Input rows ::
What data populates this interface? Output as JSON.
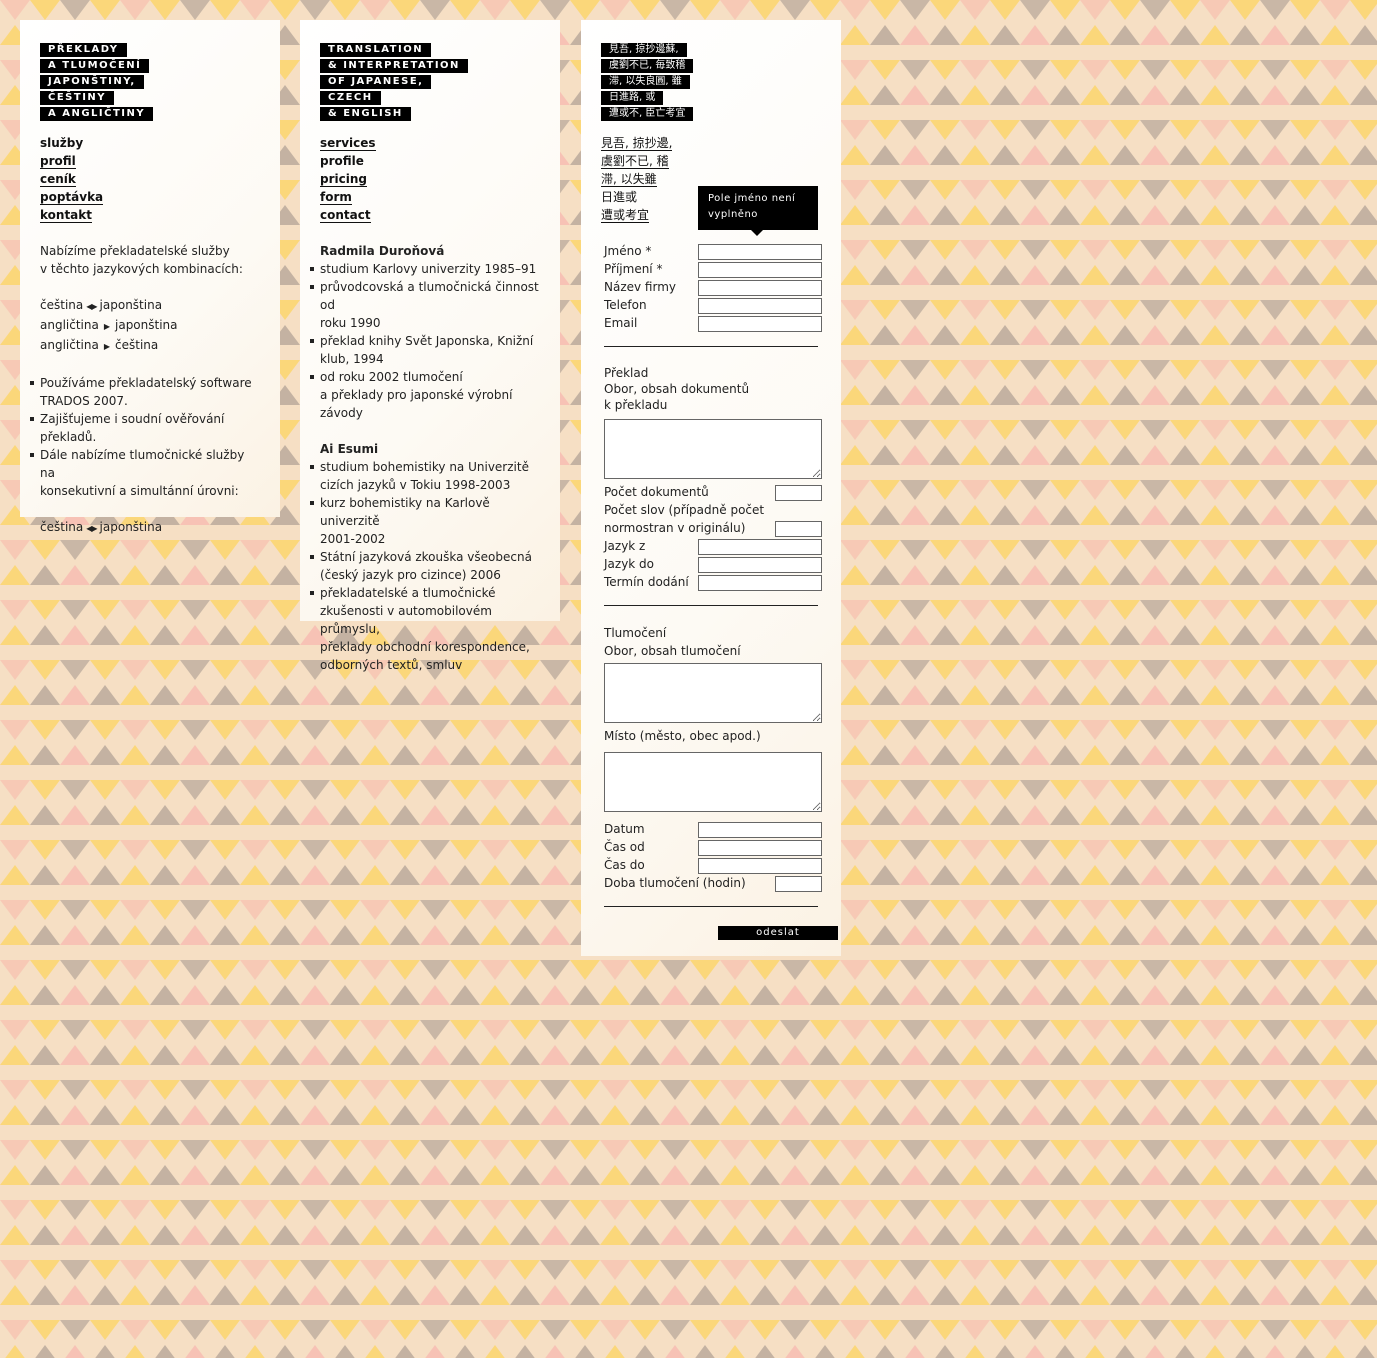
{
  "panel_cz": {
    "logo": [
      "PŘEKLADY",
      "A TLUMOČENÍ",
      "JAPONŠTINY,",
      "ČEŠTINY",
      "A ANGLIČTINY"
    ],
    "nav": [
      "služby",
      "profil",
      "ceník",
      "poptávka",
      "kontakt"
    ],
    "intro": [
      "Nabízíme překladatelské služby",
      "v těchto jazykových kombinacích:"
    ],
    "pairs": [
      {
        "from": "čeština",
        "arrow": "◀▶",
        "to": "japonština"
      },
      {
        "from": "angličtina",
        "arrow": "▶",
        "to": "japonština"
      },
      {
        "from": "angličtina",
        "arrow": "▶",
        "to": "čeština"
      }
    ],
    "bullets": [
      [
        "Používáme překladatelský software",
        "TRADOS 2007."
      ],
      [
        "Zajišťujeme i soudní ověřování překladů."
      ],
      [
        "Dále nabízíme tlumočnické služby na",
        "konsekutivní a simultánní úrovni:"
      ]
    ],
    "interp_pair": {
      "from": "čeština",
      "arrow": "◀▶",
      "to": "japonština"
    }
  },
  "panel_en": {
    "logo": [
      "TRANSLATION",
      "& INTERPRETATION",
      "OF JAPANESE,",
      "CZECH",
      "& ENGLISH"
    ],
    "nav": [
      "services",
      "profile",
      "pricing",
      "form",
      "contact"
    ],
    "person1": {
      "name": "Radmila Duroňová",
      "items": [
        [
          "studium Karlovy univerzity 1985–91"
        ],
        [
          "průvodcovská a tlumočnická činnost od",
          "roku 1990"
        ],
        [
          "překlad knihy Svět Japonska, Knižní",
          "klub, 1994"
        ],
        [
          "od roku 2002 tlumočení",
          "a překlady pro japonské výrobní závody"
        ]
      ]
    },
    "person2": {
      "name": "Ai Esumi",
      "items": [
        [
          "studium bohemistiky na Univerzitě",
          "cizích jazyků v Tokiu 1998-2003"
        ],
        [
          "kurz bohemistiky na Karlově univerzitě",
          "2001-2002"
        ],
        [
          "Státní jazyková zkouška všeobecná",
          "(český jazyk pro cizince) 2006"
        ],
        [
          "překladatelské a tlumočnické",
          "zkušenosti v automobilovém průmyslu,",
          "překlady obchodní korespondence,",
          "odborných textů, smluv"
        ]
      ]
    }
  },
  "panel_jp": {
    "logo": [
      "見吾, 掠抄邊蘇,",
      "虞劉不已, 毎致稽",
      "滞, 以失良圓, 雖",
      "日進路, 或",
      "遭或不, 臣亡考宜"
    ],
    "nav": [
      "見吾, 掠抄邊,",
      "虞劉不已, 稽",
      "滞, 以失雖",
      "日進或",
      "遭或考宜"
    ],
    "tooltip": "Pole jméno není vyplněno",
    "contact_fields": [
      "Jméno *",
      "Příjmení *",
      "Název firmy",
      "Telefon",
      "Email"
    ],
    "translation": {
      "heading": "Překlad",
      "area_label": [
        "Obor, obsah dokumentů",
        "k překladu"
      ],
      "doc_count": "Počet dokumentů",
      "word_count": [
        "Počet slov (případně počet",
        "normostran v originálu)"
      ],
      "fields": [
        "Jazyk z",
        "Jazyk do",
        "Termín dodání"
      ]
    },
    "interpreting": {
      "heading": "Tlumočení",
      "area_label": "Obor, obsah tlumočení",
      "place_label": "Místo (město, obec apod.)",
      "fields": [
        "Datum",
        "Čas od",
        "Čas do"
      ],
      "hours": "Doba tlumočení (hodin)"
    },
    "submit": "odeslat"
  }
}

Task directions :: Quote all the lines above exactly as given. Do not include the pictures.

Task answer ::
What data populates this interface? Output as JSON.
{
  "panel_cz": {
    "logo": [
      "PŘEKLADY",
      "A TLUMOČENÍ",
      "JAPONŠTINY,",
      "ČEŠTINY",
      "A ANGLIČTINY"
    ],
    "nav": [
      "služby",
      "profil",
      "ceník",
      "poptávka",
      "kontakt"
    ],
    "intro": [
      "Nabízíme překladatelské služby",
      "v těchto jazykových kombinacích:"
    ],
    "pairs": [
      {
        "from": "čeština",
        "arrow": "◀▶",
        "to": "japonština"
      },
      {
        "from": "angličtina",
        "arrow": "▶",
        "to": "japonština"
      },
      {
        "from": "angličtina",
        "arrow": "▶",
        "to": "čeština"
      }
    ],
    "bullets": [
      [
        "Používáme překladatelský software",
        "TRADOS 2007."
      ],
      [
        "Zajišťujeme i soudní ověřování překladů."
      ],
      [
        "Dále nabízíme tlumočnické služby na",
        "konsekutivní a simultánní úrovni:"
      ]
    ],
    "interp_pair": {
      "from": "čeština",
      "arrow": "◀▶",
      "to": "japonština"
    }
  },
  "panel_en": {
    "logo": [
      "TRANSLATION",
      "& INTERPRETATION",
      "OF JAPANESE,",
      "CZECH",
      "& ENGLISH"
    ],
    "nav": [
      "services",
      "profile",
      "pricing",
      "form",
      "contact"
    ],
    "person1": {
      "name": "Radmila Duroňová",
      "items": [
        [
          "studium Karlovy univerzity 1985–91"
        ],
        [
          "průvodcovská a tlumočnická činnost od",
          "roku 1990"
        ],
        [
          "překlad knihy Svět Japonska, Knižní",
          "klub, 1994"
        ],
        [
          "od roku 2002 tlumočení",
          "a překlady pro japonské výrobní závody"
        ]
      ]
    },
    "person2": {
      "name": "Ai Esumi",
      "items": [
        [
          "studium bohemistiky na Univerzitě",
          "cizích jazyků v Tokiu 1998-2003"
        ],
        [
          "kurz bohemistiky na Karlově univerzitě",
          "2001-2002"
        ],
        [
          "Státní jazyková zkouška všeobecná",
          "(český jazyk pro cizince) 2006"
        ],
        [
          "překladatelské a tlumočnické",
          "zkušenosti v automobilovém průmyslu,",
          "překlady obchodní korespondence,",
          "odborných textů, smluv"
        ]
      ]
    }
  },
  "panel_jp": {
    "logo": [
      "見吾, 掠抄邊蘇,",
      "虞劉不已, 毎致稽",
      "滞, 以失良圓, 雖",
      "日進路, 或",
      "遭或不, 臣亡考宜"
    ],
    "nav": [
      "見吾, 掠抄邊,",
      "虞劉不已, 稽",
      "滞, 以失雖",
      "日進或",
      "遭或考宜"
    ],
    "tooltip": "Pole jméno není vyplněno",
    "contact_fields": [
      "Jméno *",
      "Příjmení *",
      "Název firmy",
      "Telefon",
      "Email"
    ],
    "translation": {
      "heading": "Překlad",
      "area_label": [
        "Obor, obsah dokumentů",
        "k překladu"
      ],
      "doc_count": "Počet dokumentů",
      "word_count": [
        "Počet slov (případně počet",
        "normostran v originálu)"
      ],
      "fields": [
        "Jazyk z",
        "Jazyk do",
        "Termín dodání"
      ]
    },
    "interpreting": {
      "heading": "Tlumočení",
      "area_label": "Obor, obsah tlumočení",
      "place_label": "Místo (město, obec apod.)",
      "fields": [
        "Datum",
        "Čas od",
        "Čas do"
      ],
      "hours": "Doba tlumočení (hodin)"
    },
    "submit": "odeslat"
  }
}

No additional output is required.